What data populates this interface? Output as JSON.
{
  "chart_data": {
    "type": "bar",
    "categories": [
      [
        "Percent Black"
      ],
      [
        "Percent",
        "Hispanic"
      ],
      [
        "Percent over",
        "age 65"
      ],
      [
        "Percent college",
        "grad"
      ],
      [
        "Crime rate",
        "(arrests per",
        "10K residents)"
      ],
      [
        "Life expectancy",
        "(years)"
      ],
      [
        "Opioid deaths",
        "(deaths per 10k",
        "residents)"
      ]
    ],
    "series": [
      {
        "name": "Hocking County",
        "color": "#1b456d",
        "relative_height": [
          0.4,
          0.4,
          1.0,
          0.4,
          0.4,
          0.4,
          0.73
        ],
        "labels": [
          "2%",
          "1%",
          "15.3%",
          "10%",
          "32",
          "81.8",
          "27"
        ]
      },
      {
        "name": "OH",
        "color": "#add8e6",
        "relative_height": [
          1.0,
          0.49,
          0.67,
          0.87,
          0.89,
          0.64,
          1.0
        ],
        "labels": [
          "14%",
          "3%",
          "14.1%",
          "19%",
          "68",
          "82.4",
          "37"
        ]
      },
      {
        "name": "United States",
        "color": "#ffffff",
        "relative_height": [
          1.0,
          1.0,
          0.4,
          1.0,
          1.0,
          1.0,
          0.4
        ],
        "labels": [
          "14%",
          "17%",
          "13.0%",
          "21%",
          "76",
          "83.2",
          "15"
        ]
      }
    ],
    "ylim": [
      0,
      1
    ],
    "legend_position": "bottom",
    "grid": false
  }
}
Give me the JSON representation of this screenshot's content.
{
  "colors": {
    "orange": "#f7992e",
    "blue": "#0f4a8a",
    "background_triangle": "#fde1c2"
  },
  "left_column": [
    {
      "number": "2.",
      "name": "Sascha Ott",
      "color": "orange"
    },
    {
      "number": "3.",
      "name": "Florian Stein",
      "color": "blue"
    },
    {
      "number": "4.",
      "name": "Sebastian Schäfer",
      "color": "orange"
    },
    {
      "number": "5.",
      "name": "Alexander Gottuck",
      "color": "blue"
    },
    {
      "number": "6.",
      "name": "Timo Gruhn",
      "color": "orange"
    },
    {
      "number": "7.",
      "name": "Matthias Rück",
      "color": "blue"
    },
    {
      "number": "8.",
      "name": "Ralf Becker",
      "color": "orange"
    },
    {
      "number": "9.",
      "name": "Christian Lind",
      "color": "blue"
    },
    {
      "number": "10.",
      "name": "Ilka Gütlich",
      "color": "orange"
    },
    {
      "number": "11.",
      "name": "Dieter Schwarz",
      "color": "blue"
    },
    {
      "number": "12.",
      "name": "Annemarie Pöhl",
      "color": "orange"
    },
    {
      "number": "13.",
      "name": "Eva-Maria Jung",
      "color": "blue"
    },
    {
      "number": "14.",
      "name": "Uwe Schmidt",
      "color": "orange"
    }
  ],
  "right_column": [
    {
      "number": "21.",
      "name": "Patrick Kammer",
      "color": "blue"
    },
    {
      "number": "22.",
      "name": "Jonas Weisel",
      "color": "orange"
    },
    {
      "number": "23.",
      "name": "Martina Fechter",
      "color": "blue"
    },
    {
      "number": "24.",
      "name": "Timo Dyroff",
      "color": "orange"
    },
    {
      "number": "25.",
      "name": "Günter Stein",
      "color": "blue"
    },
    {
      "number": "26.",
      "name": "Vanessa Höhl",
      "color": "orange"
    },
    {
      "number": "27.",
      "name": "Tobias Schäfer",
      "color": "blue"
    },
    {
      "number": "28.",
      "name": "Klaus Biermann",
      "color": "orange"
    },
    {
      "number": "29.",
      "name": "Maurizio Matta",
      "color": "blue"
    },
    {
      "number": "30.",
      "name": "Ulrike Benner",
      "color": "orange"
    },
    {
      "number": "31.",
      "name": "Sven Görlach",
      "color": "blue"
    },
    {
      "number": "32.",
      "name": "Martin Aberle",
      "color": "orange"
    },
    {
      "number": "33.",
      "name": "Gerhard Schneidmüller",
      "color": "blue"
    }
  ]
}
+===+
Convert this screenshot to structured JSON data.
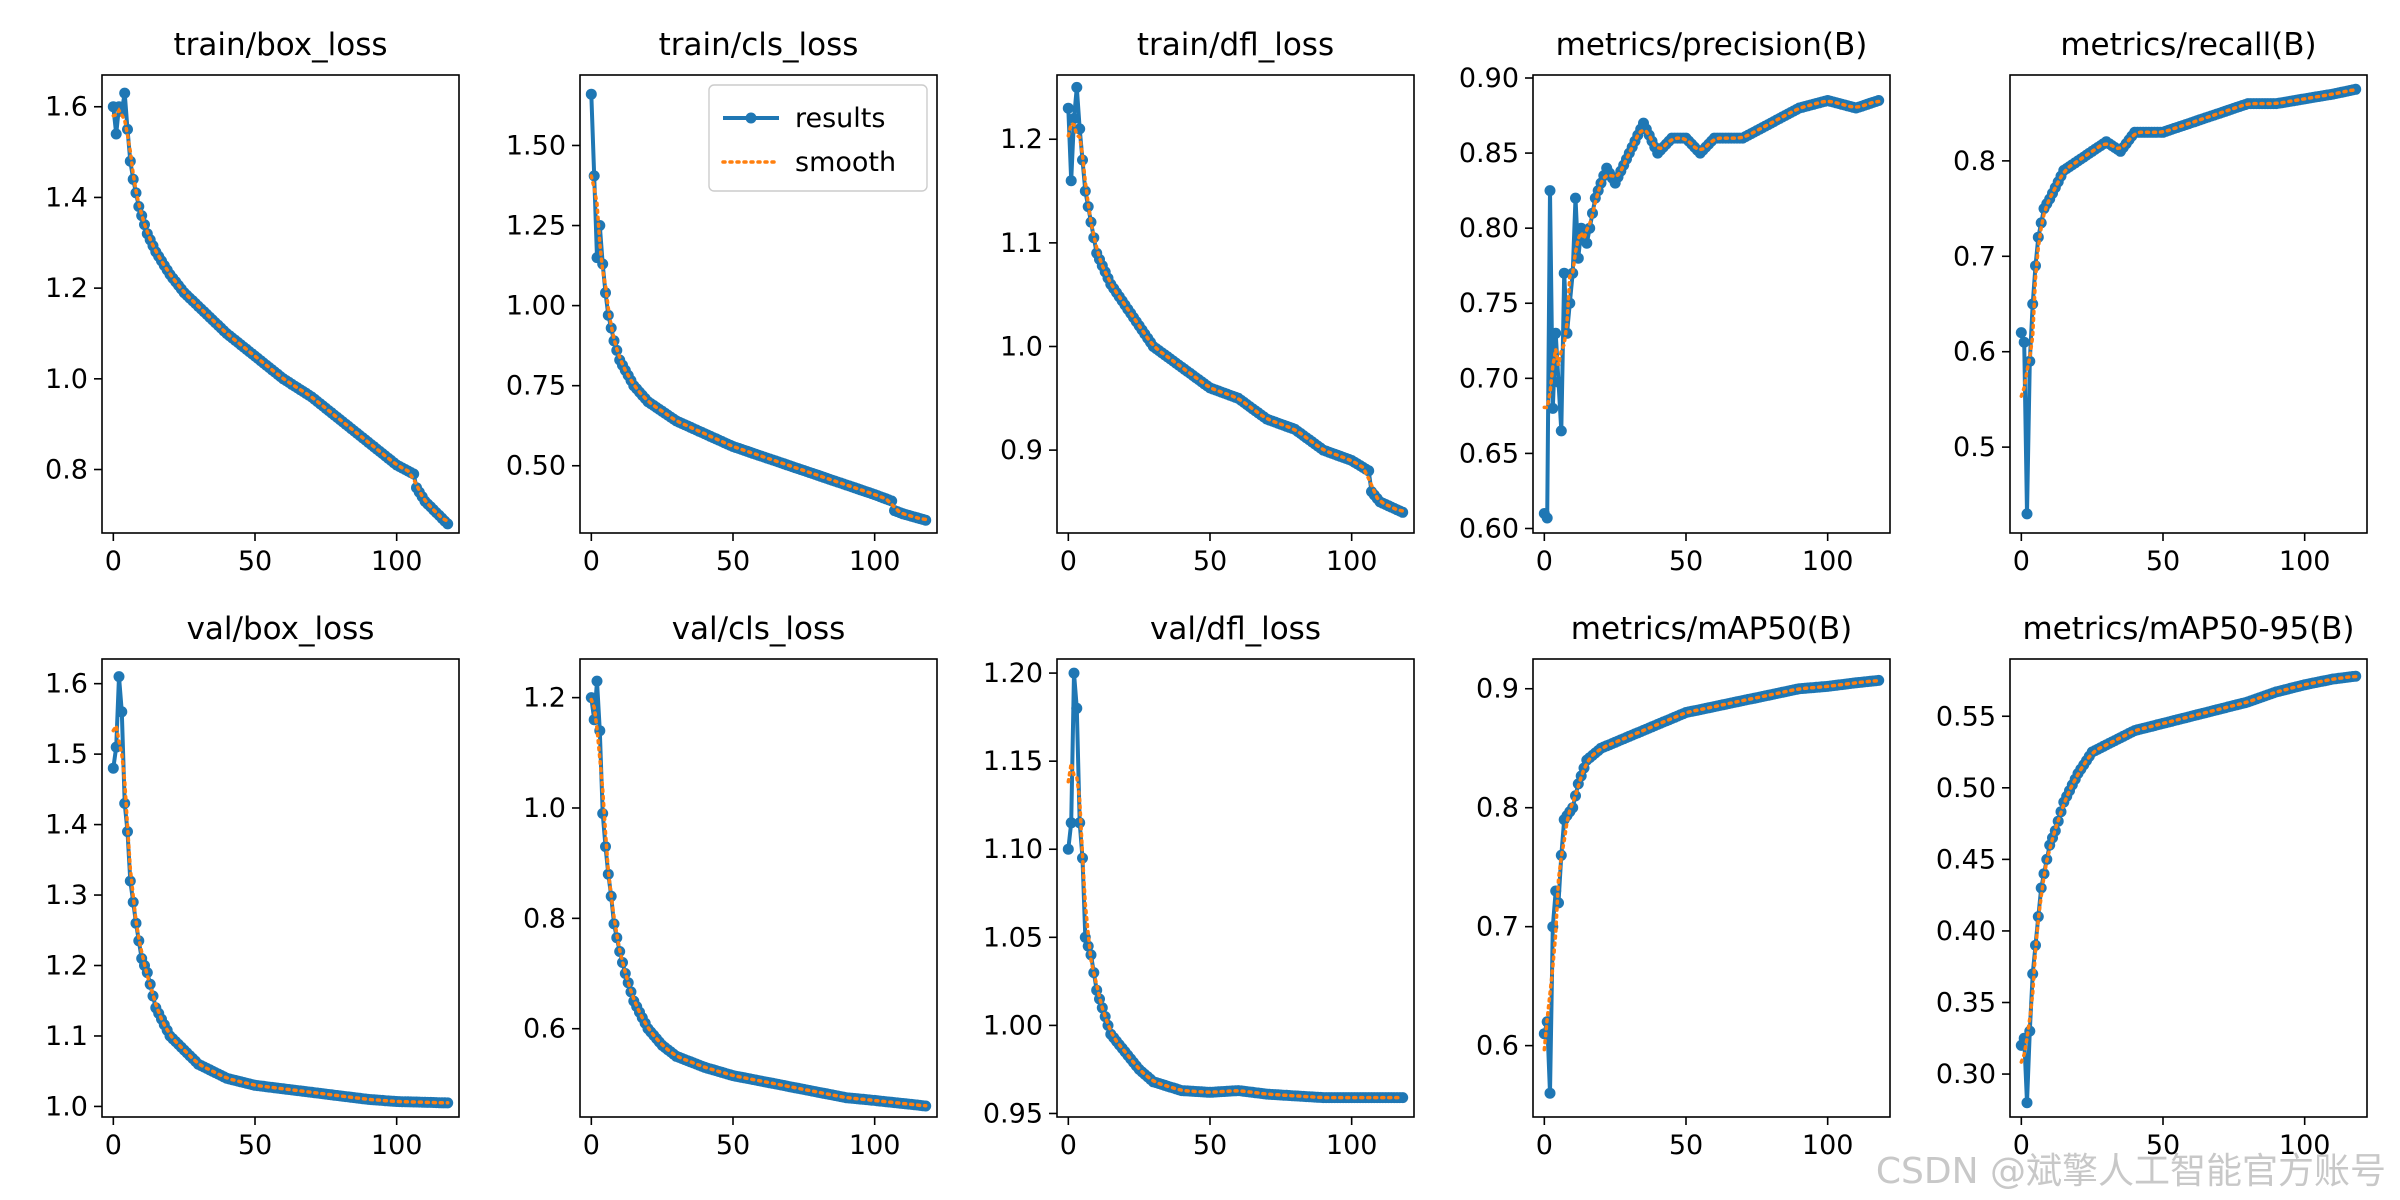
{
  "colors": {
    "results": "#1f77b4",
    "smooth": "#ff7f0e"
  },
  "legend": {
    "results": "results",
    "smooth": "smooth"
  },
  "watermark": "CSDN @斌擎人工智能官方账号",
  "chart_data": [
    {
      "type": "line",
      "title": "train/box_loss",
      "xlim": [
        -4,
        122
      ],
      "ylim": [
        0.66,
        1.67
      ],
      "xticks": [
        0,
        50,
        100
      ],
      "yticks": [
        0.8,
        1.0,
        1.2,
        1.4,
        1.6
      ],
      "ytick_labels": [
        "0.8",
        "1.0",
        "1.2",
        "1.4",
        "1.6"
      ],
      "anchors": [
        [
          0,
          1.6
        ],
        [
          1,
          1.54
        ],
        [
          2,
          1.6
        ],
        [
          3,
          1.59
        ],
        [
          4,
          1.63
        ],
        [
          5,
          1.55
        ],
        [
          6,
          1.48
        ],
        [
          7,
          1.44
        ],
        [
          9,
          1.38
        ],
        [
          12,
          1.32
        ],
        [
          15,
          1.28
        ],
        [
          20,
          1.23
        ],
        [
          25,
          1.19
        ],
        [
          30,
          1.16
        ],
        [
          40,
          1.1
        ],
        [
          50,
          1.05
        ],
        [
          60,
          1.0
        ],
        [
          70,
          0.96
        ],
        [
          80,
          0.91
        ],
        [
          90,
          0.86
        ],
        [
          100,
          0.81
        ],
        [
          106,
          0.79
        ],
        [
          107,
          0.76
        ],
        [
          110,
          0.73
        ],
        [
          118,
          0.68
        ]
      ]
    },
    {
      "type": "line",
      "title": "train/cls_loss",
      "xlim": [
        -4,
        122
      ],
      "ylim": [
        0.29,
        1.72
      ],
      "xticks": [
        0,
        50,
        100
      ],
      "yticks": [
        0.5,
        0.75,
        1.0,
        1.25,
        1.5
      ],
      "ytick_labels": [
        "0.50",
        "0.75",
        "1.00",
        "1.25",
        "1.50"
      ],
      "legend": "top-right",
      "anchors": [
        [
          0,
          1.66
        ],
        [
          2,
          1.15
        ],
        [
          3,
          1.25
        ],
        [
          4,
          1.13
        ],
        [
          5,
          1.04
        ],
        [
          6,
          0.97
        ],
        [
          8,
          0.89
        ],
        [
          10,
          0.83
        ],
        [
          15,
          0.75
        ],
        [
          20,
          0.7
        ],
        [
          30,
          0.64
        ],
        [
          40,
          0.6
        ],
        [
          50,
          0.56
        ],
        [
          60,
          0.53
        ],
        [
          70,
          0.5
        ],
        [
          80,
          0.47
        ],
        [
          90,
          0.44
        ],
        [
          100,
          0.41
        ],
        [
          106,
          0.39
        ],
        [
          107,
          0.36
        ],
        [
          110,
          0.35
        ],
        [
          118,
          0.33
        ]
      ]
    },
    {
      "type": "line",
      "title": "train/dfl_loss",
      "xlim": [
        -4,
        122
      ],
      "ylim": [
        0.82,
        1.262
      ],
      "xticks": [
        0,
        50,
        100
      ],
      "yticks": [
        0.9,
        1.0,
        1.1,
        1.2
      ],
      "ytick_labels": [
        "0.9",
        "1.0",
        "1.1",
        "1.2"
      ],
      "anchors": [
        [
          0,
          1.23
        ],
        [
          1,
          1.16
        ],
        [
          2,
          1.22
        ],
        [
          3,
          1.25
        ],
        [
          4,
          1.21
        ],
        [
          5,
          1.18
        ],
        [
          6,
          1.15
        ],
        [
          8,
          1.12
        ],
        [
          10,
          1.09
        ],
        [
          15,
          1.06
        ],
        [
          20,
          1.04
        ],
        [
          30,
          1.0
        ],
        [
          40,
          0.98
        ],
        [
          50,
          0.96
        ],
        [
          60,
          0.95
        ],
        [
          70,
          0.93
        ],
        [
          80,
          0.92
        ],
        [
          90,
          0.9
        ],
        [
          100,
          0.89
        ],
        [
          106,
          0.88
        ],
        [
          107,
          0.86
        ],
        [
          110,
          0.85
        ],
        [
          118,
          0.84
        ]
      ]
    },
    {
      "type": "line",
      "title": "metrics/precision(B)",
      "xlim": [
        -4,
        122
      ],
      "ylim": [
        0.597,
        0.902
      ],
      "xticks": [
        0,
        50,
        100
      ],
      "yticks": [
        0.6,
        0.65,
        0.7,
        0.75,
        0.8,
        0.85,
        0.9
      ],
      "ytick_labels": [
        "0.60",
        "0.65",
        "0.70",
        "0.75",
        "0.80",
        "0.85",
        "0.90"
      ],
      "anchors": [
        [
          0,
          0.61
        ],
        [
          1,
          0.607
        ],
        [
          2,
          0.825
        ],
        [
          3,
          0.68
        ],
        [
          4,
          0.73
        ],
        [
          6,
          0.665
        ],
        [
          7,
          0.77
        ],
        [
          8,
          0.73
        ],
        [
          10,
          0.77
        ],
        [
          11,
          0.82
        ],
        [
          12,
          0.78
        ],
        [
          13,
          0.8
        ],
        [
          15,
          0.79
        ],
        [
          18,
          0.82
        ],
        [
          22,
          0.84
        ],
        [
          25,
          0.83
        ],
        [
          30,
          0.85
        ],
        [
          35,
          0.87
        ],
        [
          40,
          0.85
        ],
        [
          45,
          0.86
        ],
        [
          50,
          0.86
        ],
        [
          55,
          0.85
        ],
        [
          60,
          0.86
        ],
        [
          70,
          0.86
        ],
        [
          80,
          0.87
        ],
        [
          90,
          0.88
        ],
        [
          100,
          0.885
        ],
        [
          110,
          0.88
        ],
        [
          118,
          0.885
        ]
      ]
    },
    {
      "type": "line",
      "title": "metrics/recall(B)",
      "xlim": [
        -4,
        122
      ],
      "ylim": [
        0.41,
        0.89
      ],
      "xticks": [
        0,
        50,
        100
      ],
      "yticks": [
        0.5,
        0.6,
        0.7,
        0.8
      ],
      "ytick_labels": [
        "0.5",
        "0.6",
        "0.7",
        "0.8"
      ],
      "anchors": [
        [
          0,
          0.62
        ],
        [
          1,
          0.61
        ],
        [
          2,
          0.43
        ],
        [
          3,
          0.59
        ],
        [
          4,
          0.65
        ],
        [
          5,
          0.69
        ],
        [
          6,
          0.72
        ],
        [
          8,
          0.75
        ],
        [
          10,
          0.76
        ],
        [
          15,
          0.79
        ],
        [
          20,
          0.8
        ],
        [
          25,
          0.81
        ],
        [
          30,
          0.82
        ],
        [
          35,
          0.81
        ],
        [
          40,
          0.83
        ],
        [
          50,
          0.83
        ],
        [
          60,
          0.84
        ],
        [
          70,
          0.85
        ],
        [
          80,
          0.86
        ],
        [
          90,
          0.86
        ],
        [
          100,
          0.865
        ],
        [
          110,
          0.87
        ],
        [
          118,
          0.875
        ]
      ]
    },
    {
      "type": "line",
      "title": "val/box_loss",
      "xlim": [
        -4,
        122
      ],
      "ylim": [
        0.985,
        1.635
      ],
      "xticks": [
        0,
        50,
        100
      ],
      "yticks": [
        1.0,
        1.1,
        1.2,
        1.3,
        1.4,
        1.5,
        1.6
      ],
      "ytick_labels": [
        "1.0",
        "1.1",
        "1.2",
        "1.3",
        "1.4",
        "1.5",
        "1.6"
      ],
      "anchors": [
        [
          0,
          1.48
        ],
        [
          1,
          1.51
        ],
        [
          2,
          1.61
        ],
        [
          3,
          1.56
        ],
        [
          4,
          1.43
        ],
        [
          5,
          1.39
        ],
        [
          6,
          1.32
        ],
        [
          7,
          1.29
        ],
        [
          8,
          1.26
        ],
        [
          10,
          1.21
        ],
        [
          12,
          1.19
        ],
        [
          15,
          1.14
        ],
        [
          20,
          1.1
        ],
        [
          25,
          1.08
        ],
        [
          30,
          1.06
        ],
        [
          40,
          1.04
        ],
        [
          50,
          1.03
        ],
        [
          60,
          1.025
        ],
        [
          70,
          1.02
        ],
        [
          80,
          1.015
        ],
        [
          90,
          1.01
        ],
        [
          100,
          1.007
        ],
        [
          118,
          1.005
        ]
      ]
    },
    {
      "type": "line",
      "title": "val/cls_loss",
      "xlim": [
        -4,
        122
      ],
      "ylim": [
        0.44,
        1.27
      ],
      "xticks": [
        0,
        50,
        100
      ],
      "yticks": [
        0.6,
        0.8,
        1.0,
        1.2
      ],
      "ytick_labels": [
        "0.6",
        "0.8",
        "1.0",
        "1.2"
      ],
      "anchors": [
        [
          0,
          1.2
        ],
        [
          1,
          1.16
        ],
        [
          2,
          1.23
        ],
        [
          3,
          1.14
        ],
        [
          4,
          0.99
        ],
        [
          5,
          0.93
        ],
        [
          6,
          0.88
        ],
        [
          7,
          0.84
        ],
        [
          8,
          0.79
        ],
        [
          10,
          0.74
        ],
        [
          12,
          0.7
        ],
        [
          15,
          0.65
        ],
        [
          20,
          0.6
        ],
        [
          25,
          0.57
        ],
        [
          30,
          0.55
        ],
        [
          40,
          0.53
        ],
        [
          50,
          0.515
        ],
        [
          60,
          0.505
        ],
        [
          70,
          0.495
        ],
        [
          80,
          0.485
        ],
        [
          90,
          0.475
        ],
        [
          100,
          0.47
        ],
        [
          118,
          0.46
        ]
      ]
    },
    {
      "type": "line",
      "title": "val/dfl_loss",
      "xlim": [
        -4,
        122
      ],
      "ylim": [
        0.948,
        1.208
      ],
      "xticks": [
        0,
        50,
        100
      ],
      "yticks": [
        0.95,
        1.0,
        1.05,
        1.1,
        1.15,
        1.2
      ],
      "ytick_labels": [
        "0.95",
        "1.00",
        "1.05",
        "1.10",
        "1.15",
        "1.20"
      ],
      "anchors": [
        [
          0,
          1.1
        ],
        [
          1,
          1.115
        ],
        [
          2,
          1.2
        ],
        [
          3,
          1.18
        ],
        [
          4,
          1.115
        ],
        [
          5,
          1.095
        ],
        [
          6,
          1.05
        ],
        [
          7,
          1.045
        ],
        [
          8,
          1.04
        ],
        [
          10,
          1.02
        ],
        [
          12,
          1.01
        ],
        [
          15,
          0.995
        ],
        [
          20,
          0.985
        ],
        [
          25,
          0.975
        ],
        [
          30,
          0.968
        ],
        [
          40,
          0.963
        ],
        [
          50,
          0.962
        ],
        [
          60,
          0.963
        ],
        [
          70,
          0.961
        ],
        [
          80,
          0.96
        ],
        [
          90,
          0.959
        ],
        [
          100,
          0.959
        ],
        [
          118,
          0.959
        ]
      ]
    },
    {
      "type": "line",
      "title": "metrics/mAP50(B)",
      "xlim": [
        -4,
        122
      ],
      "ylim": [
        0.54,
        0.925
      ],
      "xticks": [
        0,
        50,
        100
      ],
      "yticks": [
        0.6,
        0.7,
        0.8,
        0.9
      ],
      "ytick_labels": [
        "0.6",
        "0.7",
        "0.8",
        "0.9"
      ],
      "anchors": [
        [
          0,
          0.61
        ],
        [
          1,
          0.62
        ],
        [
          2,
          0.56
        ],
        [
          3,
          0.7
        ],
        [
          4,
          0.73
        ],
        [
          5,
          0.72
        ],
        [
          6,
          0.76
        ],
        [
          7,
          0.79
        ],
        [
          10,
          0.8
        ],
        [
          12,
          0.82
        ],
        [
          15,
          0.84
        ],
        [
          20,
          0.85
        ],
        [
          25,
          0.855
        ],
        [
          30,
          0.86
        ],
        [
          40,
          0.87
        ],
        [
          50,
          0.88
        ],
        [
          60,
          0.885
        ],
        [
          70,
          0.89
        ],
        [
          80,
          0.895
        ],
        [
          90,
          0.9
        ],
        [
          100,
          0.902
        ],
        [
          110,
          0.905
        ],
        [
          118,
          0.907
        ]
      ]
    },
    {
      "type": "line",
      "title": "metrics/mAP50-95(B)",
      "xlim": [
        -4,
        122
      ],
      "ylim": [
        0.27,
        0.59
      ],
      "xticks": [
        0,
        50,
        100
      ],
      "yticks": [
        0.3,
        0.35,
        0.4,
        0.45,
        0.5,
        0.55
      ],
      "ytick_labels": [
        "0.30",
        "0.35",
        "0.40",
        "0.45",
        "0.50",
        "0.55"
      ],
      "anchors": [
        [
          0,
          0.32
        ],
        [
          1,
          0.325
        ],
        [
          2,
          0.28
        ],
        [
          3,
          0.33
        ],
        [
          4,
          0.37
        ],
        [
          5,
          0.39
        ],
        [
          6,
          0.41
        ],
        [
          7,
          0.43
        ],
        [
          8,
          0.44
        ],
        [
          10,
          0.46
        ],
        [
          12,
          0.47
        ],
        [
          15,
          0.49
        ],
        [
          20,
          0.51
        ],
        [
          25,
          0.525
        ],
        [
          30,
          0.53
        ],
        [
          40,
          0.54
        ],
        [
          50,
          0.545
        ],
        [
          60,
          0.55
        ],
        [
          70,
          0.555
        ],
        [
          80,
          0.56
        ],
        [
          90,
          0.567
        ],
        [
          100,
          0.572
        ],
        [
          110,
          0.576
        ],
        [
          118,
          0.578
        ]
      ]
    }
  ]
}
+===+
▸ **Directions**: Find every line above that contains the word "Percent", and return each one.

▸ **Answer for this exercise**:
        "Percent Black"
        "Percent",
        "Percent over",
        "Percent college",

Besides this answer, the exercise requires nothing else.